# Exercise input
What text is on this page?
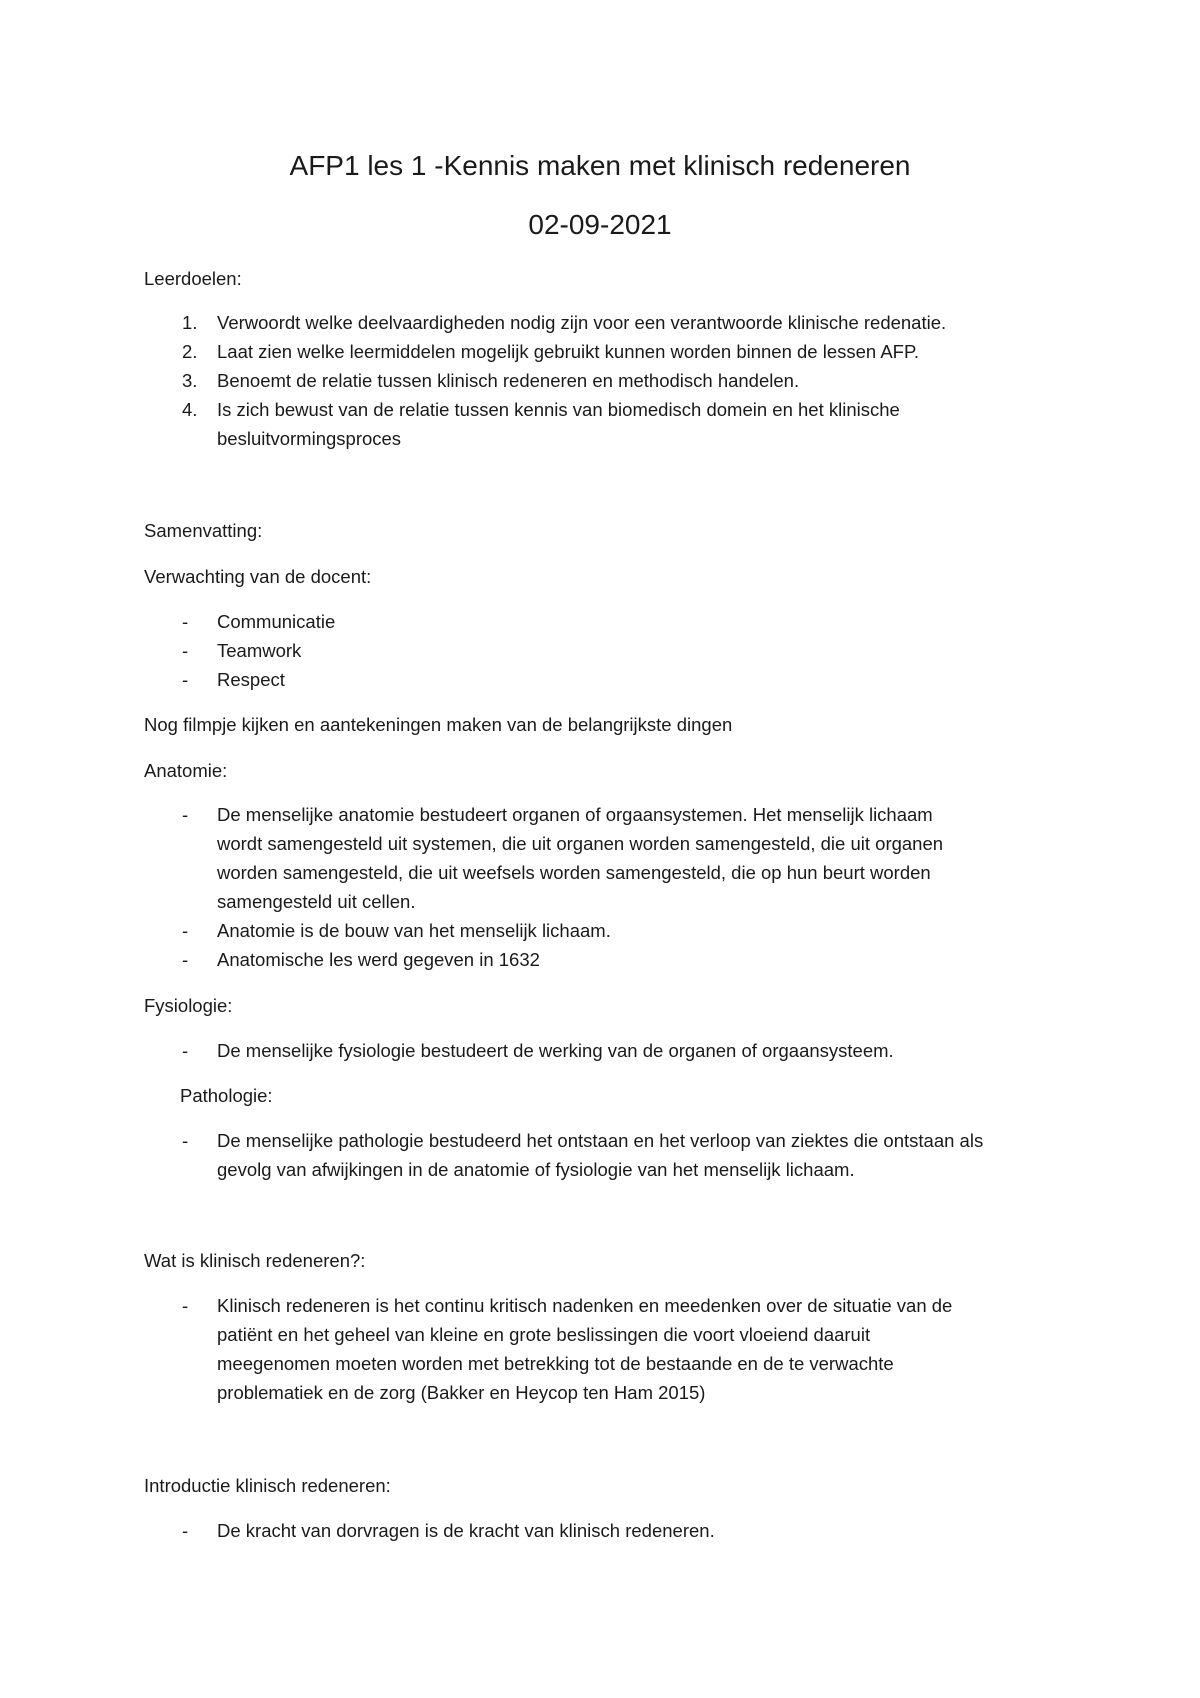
AFP1 les 1 -Kennis maken met klinisch redeneren
02-09-2021
Leerdoelen:
1. Verwoordt welke deelvaardigheden nodig zijn voor een verantwoorde klinische redenatie.
2. Laat zien welke leermiddelen mogelijk gebruikt kunnen worden binnen de lessen AFP.
3. Benoemt de relatie tussen klinisch redeneren en methodisch handelen.
4. Is zich bewust van de relatie tussen kennis van biomedisch domein en het klinische
besluitvormingsproces
Samenvatting:
Verwachting van de docent:
- Communicatie
- Teamwork
- Respect
Nog filmpje kijken en aantekeningen maken van de belangrijkste dingen
Anatomie:
- De menselijke anatomie bestudeert organen of orgaansystemen. Het menselijk lichaam
wordt samengesteld uit systemen, die uit organen worden samengesteld, die uit organen
worden samengesteld, die uit weefsels worden samengesteld, die op hun beurt worden
samengesteld uit cellen.
- Anatomie is de bouw van het menselijk lichaam.
- Anatomische les werd gegeven in 1632
Fysiologie:
- De menselijke fysiologie bestudeert de werking van de organen of orgaansysteem.
Pathologie:
- De menselijke pathologie bestudeerd het ontstaan en het verloop van ziektes die ontstaan als
gevolg van afwijkingen in de anatomie of fysiologie van het menselijk lichaam.
Wat is klinisch redeneren?:
- Klinisch redeneren is het continu kritisch nadenken en meedenken over de situatie van de
patiënt en het geheel van kleine en grote beslissingen die voort vloeiend daaruit
meegenomen moeten worden met betrekking tot de bestaande en de te verwachte
problematiek en de zorg (Bakker en Heycop ten Ham 2015)
Introductie klinisch redeneren:
- De kracht van dorvragen is de kracht van klinisch redeneren.
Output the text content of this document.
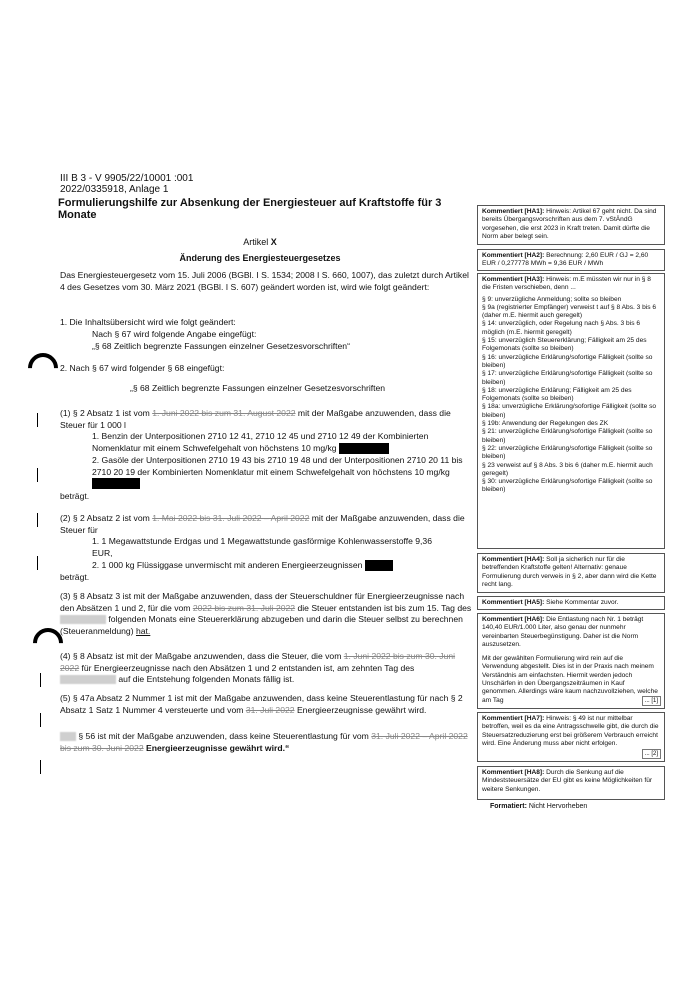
III B 3 - V 9905/22/10001 :001
2022/0335918, Anlage 1
Formulierungshilfe zur Absenkung der Energiesteuer auf Kraftstoffe für 3 Monate
Artikel X
Änderung des Energiesteuergesetzes
Das Energiesteuergesetz vom 15. Juli 2006 (BGBl. I S. 1534; 2008 I S. 660, 1007), das zuletzt durch Artikel 4 des Gesetzes vom 30. März 2021 (BGBl. I S. 607) geändert worden ist, wird wie folgt geändert:
1. Die Inhaltsübersicht wird wie folgt geändert:
Nach § 67 wird folgende Angabe eingefügt:
„§ 68 Zeitlich begrenzte Fassungen einzelner Gesetzesvorschriften“
2. Nach § 67 wird folgender § 68 eingefügt:
„§ 68 Zeitlich begrenzte Fassungen einzelner Gesetzesvorschriften
(1) § 2 Absatz 1 ist vom 1. Juni 2022 bis zum 31. August 2022 mit der Maßgabe anzuwenden, dass die Steuer für 1 000 l
1. Benzin der Unterpositionen 2710 12 41, 2710 12 45 und 2710 12 49 der Kombinierten Nomenklatur mit einem Schwefelgehalt von höchstens 10 mg/kg
2. Gasöle der Unterpositionen 2710 19 43 bis 2710 19 48 und der Unterpositionen 2710 20 11 bis 2710 20 19 der Kombinierten Nomenklatur mit einem Schwefelgehalt von höchstens 10 mg/kg
beträgt.
(2) § 2 Absatz 2 ist vom 1. Mai 2022 bis 31. Juli 2022 – April 2022 mit der Maßgabe anzuwenden, dass die Steuer für
1. 1 Megawattstunde Erdgas und 1 Megawattstunde gasförmige Kohlenwasserstoffe 9,36 EUR,
2. 1 000 kg Flüssiggase unvermischt mit anderen Energieerzeugnissen
beträgt.
(3) § 8 Absatz 3 ist mit der Maßgabe anzuwenden, dass der Steuerschuldner für Energieerzeugnisse nach den Absätzen 1 und 2, für die vom 2022 bis zum 31. Juli 2022 die Steuer entstanden ist bis zum 15. Tag des  folgenden Monats eine Steuererklärung abzugeben und darin die Steuer selbst zu berechnen (Steueranmeldung) hat.
(4) § 8 Absatz ist mit der Maßgabe anzuwenden, dass die Steuer, die vom 1. Juni 2022 bis zum 30. Juni 2022 für Energieerzeugnisse nach den Absätzen 1 und 2 entstanden ist, am zehnten Tag des  auf die Entstehung folgenden Monats fällig ist.
(5) § 47a Absatz 2 Nummer 1 ist mit der Maßgabe anzuwenden, dass keine Steuerentlastung für nach § 2 Absatz 1 Satz 1 Nummer 4 versteuerte und vom 31. Juli 2022 Energieerzeugnisse gewährt wird.
§ 56 ist mit der Maßgabe anzuwenden, dass keine Steuerentlastung für vom 31. Juli 2022 – April 2022 bis zum 30. Juni 2022 Energieerzeugnisse gewährt wird.“
Kommentiert [HA1]: Hinweis: Artikel 67 geht nicht. Da sind bereits Übergangsvorschriften aus dem 7. vStÄndG vorgesehen, die erst 2023 in Kraft treten. Damit dürfte die Norm aber belegt sein.
Kommentiert [HA2]: Berechnung: 2,60 EUR / GJ = 2,60 EUR / 0,277778 MWh = 9,36 EUR / MWh
Kommentiert [HA3]: Hinweis: m.E müssten wir nur in § 8 die Fristen verschieben, denn ...
§ 9: unverzügliche Anmeldung; sollte so bleiben
§ 9a (registrierter Empfänger) verweist t auf § 8 Abs. 3 bis 6 (daher m.E. hiermit auch geregelt)
§ 14: unverzüglich, oder Regelung nach § Abs. 3 bis 6 möglich (m.E. hiermit geregelt)
§ 15: unverzüglich Steuererklärung; Fälligkeit am 25 des Folgemonats (sollte so bleiben)
§ 16: unverzügliche Erklärung/sofortige Fälligkeit (sollte so bleiben)
§ 17: unverzügliche Erklärung/sofortige Fälligkeit (sollte so bleiben)
§ 18: unverzügliche Erklärung; Fälligkeit am 25 des Folgemonats (sollte so bleiben)
§ 18a: unverzügliche Erklärung/sofortige Fälligkeit (sollte so bleiben)
§ 19b: Anwendung der Regelungen des ZK
§ 21: unverzügliche Erklärung/sofortige Fälligkeit (sollte so bleiben)
§ 22: unverzügliche Erklärung/sofortige Fälligkeit (sollte so bleiben)
§ 23 verweist auf § 8 Abs. 3 bis 6 (daher m.E. hiermit auch geregelt)
§ 30: unverzügliche Erklärung/sofortige Fälligkeit (sollte so bleiben)
Kommentiert [HA4]: Soll ja sicherlich nur für die betreffenden Kraftstoffe gelten! Alternativ: genaue Formulierung durch verweis in § 2, aber dann wird die Kette recht lang.
Kommentiert [HA5]: Siehe Kommentar zuvor.
Kommentiert [HA6]: Die Entlastung nach Nr. 1 beträgt 140,40 EUR/1.000 Liter, also genau der nunmehr vereinbarten Steuerbegünstigung. Daher ist die Norm auszusetzen.
Mit der gewählten Formulierung wird rein auf die Verwendung abgestellt. Dies ist in der Praxis nach meinem Verständnis am einfachsten. Hiermit werden jedoch Unschärfen in den Übergangszeiträumen in Kauf genommen. Allerdings wäre kaum nachzuvollziehen, welche am Tag	... [1]
Kommentiert [HA7]: Hinweis: § 49 ist nur mittelbar betroffen, weil es da eine Antragsschwelle gibt, die durch die Steuersatzreduzierung erst bei größerem Verbrauch erreicht wird. Eine Änderung muss aber nicht erfolgen.
... [2]
Kommentiert [HA8]: Durch die Senkung auf die Mindeststeuersätze der EU gibt es keine Möglichkeiten für weitere Senkungen.
Formatiert: Nicht Hervorheben
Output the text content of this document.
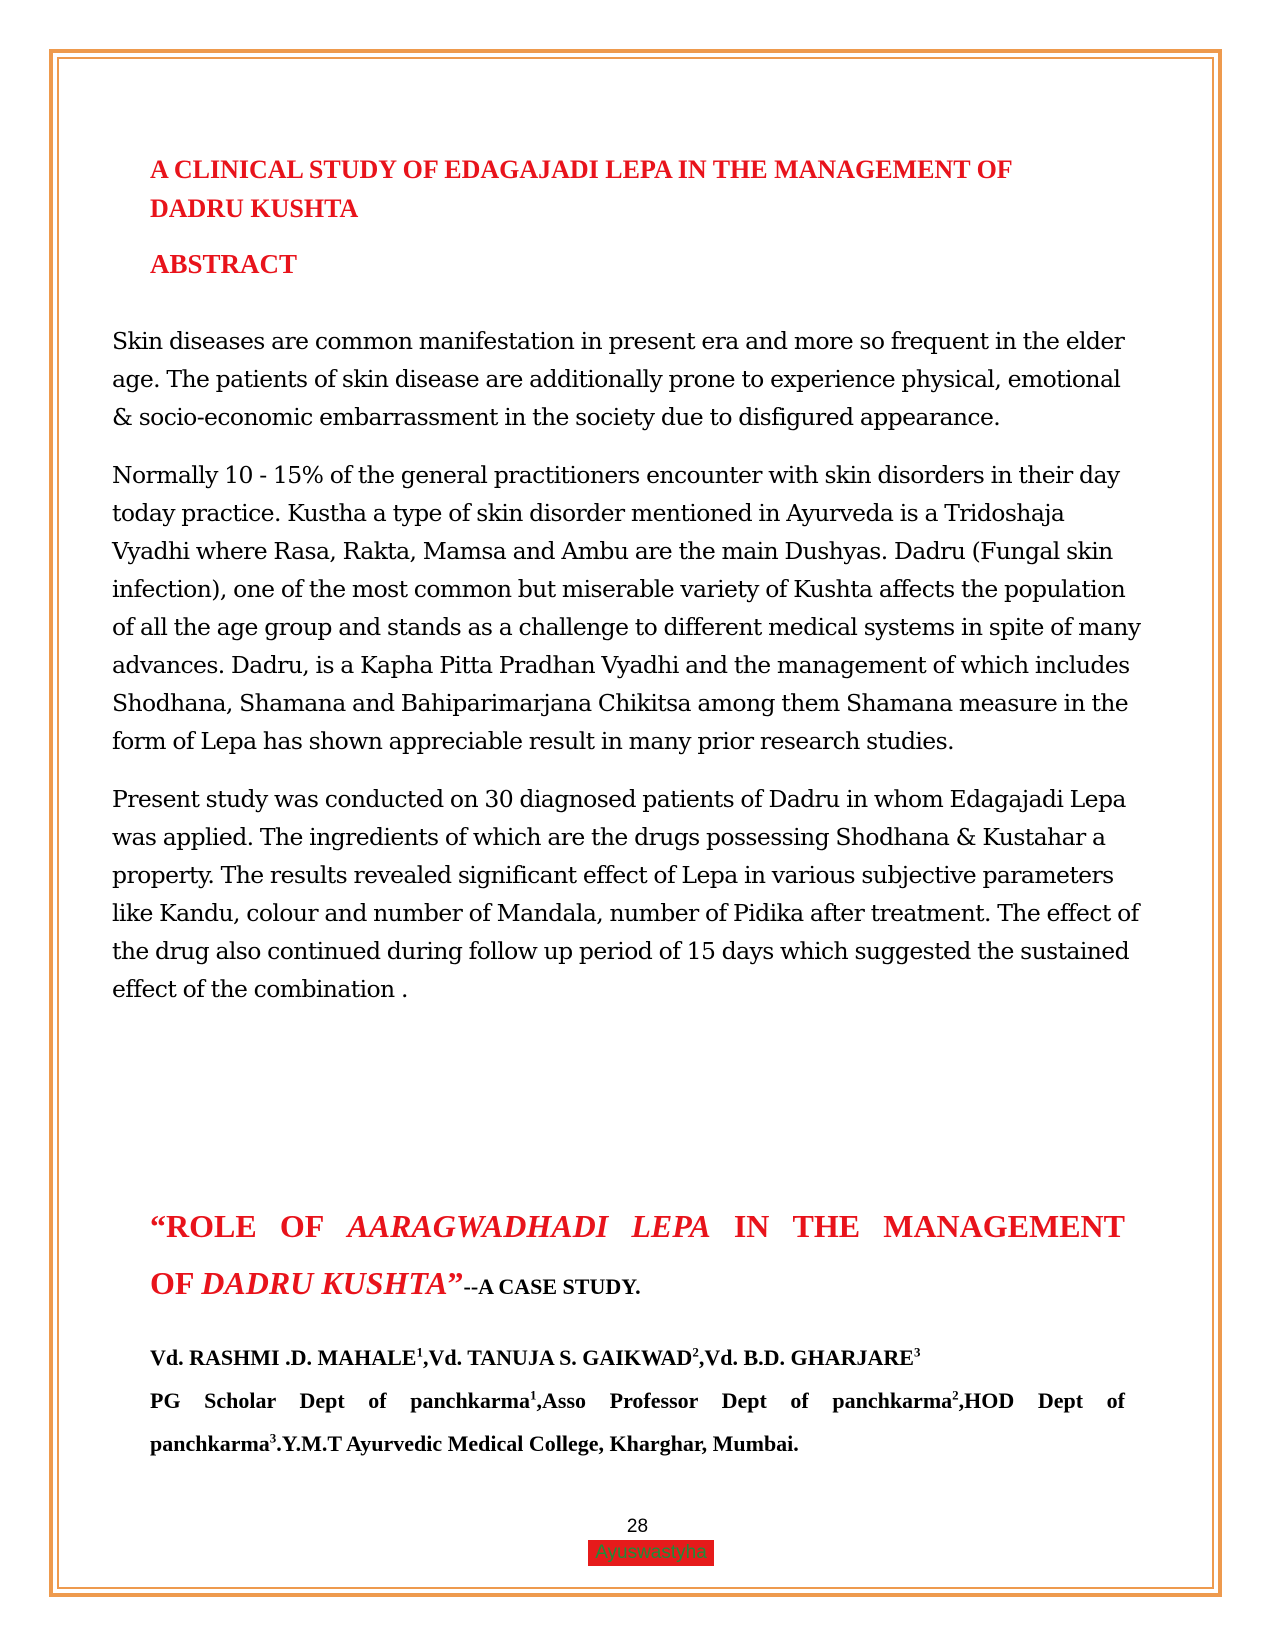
A CLINICAL STUDY OF EDAGAJADI LEPA IN THE MANAGEMENT OF DADRU KUSHTA
ABSTRACT

Skin diseases are common manifestation in present era and more so frequent in the elder age. The patients of skin disease are additionally prone to experience physical, emotional & socio-economic embarrassment in the society due to disfigured appearance.

Normally 10 - 15% of the general practitioners encounter with skin disorders in their day today practice. Kustha a type of skin disorder mentioned in Ayurveda is a Tridoshaja Vyadhi where Rasa, Rakta, Mamsa and Ambu are the main Dushyas. Dadru (Fungal skin infection), one of the most common but miserable variety of Kushta affects the population of all the age group and stands as a challenge to different medical systems in spite of many advances. Dadru, is a Kapha Pitta Pradhan Vyadhi and the management of which includes Shodhana, Shamana and Bahiparimarjana Chikitsa among them Shamana measure in the form of Lepa has shown appreciable result in many prior research studies.

Present study was conducted on 30 diagnosed patients of Dadru in whom Edagajadi Lepa was applied. The ingredients of which are the drugs possessing Shodhana & Kustahar a property. The results revealed significant effect of Lepa in various subjective parameters like Kandu, colour and number of Mandala, number of Pidika after treatment. The effect of the drug also continued during follow up period of 15 days which suggested the sustained effect of the combination .

“ROLE OF AARAGWADHADI LEPA IN THE MANAGEMENT
OF DADRU KUSHTA”--A CASE STUDY.

Vd. RASHMI .D. MAHALE$^1$,Vd. TANUJA S. GAIKWAD$^2$,Vd. B.D. GHARJARE$^3$

PG Scholar Dept of panchkarma$^1$,Asso Professor Dept of panchkarma$^2$,HOD Dept of panchkarma$^3$.Y.M.T Ayurvedic Medical College, Kharghar, Mumbai.

28
Ayuswastyha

# Action item
Scan the lines above for the word "folgenden" and copy every one where it occurs.

# Response below
(3) § 8 Absatz 3 ist mit der Maßgabe anzuwenden, dass der Steuerschuldner für Energieerzeugnisse nach den Absätzen 1 und 2, für die vom 2022 bis zum 31. Juli 2022 die Steuer entstanden ist bis zum 15. Tag des  folgenden Monats eine Steuererklärung abzugeben und darin die Steuer selbst zu berechnen (Steueranmeldung) hat.
(4) § 8 Absatz ist mit der Maßgabe anzuwenden, dass die Steuer, die vom 1. Juni 2022 bis zum 30. Juni 2022 für Energieerzeugnisse nach den Absätzen 1 und 2 entstanden ist, am zehnten Tag des  auf die Entstehung folgenden Monats fällig ist.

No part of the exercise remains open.